Retype the complete listing exactly as it appears.

— start —

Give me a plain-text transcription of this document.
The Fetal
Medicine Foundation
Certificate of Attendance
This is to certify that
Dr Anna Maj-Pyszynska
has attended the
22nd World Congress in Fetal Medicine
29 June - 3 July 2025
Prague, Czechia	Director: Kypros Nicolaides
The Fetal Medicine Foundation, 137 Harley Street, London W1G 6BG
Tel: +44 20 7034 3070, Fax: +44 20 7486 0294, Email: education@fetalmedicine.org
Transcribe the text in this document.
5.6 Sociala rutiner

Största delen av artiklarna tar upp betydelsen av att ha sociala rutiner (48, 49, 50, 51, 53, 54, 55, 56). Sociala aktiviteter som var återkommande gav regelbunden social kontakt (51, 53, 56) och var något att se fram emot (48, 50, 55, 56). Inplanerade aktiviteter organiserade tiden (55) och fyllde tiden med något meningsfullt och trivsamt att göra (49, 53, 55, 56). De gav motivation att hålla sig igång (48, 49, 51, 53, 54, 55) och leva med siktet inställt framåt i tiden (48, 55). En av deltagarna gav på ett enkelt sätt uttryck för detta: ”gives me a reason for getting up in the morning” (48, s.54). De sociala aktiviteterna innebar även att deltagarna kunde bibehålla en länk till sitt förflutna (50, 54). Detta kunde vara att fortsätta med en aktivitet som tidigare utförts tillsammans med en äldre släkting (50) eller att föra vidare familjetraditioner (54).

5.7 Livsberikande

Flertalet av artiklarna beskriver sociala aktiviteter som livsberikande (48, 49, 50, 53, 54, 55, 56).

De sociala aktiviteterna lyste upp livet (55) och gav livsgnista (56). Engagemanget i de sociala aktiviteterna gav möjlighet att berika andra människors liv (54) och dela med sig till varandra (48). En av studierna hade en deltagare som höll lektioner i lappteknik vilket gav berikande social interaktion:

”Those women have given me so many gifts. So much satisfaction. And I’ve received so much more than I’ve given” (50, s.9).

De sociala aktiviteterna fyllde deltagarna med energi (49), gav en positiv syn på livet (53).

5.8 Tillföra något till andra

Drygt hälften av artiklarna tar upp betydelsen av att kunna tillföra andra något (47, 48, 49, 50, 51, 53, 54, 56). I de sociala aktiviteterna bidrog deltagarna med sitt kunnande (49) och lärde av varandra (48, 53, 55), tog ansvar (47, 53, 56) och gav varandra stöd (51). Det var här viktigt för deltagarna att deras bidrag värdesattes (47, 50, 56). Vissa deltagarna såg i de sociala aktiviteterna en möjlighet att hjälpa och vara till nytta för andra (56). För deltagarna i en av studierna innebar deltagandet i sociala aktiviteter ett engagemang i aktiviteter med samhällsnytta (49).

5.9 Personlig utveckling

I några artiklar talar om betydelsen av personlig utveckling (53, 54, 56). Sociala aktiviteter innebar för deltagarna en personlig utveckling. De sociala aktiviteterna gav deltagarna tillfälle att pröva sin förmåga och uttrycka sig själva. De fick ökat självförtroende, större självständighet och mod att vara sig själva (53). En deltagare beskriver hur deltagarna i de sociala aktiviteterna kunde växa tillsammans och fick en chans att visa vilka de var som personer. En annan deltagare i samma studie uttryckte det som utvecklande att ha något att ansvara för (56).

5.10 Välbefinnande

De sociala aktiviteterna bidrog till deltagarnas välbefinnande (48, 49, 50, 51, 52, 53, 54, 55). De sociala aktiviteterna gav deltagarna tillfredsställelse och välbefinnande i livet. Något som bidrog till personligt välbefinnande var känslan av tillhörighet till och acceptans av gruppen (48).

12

— end —

**EXERCISE RESULT**.
Give me a plain-text transcription of this document.
The Fetal
Medicine Foundation
Certificate of Attendance
This is to certify that
Dr Anna Maj-Pyszynska
has attended the
22nd World Congress in Fetal Medicine
29 June - 3 July 2025
Prague, Czechia	Director: Kypros Nicolaides
The Fetal Medicine Foundation, 137 Harley Street, London W1G 6BG
Tel: +44 20 7034 3070, Fax: +44 20 7486 0294, Email: education@fetalmedicine.org
Transcribe the text in this document.
5.6 Sociala rutiner

Största delen av artiklarna tar upp betydelsen av att ha sociala rutiner (48, 49, 50, 51, 53, 54, 55, 56). Sociala aktiviteter som var återkommande gav regelbunden social kontakt (51, 53, 56) och var något att se fram emot (48, 50, 55, 56). Inplanerade aktiviteter organiserade tiden (55) och fyllde tiden med något meningsfullt och trivsamt att göra (49, 53, 55, 56). De gav motivation att hålla sig igång (48, 49, 51, 53, 54, 55) och leva med siktet inställt framåt i tiden (48, 55). En av deltagarna gav på ett enkelt sätt uttryck för detta: ”gives me a reason for getting up in the morning” (48, s.54). De sociala aktiviteterna innebar även att deltagarna kunde bibehålla en länk till sitt förflutna (50, 54). Detta kunde vara att fortsätta med en aktivitet som tidigare utförts tillsammans med en äldre släkting (50) eller att föra vidare familjetraditioner (54).

5.7 Livsberikande

Flertalet av artiklarna beskriver sociala aktiviteter som livsberikande (48, 49, 50, 53, 54, 55, 56).

De sociala aktiviteterna lyste upp livet (55) och gav livsgnista (56). Engagemanget i de sociala aktiviteterna gav möjlighet att berika andra människors liv (54) och dela med sig till varandra (48). En av studierna hade en deltagare som höll lektioner i lappteknik vilket gav berikande social interaktion:

”Those women have given me so many gifts. So much satisfaction. And I’ve received so much more than I’ve given” (50, s.9).

De sociala aktiviteterna fyllde deltagarna med energi (49), gav en positiv syn på livet (53).

5.8 Tillföra något till andra

Drygt hälften av artiklarna tar upp betydelsen av att kunna tillföra andra något (47, 48, 49, 50, 51, 53, 54, 56). I de sociala aktiviteterna bidrog deltagarna med sitt kunnande (49) och lärde av varandra (48, 53, 55), tog ansvar (47, 53, 56) och gav varandra stöd (51). Det var här viktigt för deltagarna att deras bidrag värdesattes (47, 50, 56). Vissa deltagarna såg i de sociala aktiviteterna en möjlighet att hjälpa och vara till nytta för andra (56). För deltagarna i en av studierna innebar deltagandet i sociala aktiviteter ett engagemang i aktiviteter med samhällsnytta (49).

5.9 Personlig utveckling

I några artiklar talar om betydelsen av personlig utveckling (53, 54, 56). Sociala aktiviteter innebar för deltagarna en personlig utveckling. De sociala aktiviteterna gav deltagarna tillfälle att pröva sin förmåga och uttrycka sig själva. De fick ökat självförtroende, större självständighet och mod att vara sig själva (53). En deltagare beskriver hur deltagarna i de sociala aktiviteterna kunde växa tillsammans och fick en chans att visa vilka de var som personer. En annan deltagare i samma studie uttryckte det som utvecklande att ha något att ansvara för (56).

5.10 Välbefinnande

De sociala aktiviteterna bidrog till deltagarnas välbefinnande (48, 49, 50, 51, 52, 53, 54, 55). De sociala aktiviteterna gav deltagarna tillfredsställelse och välbefinnande i livet. Något som bidrog till personligt välbefinnande var känslan av tillhörighet till och acceptans av gruppen (48).

12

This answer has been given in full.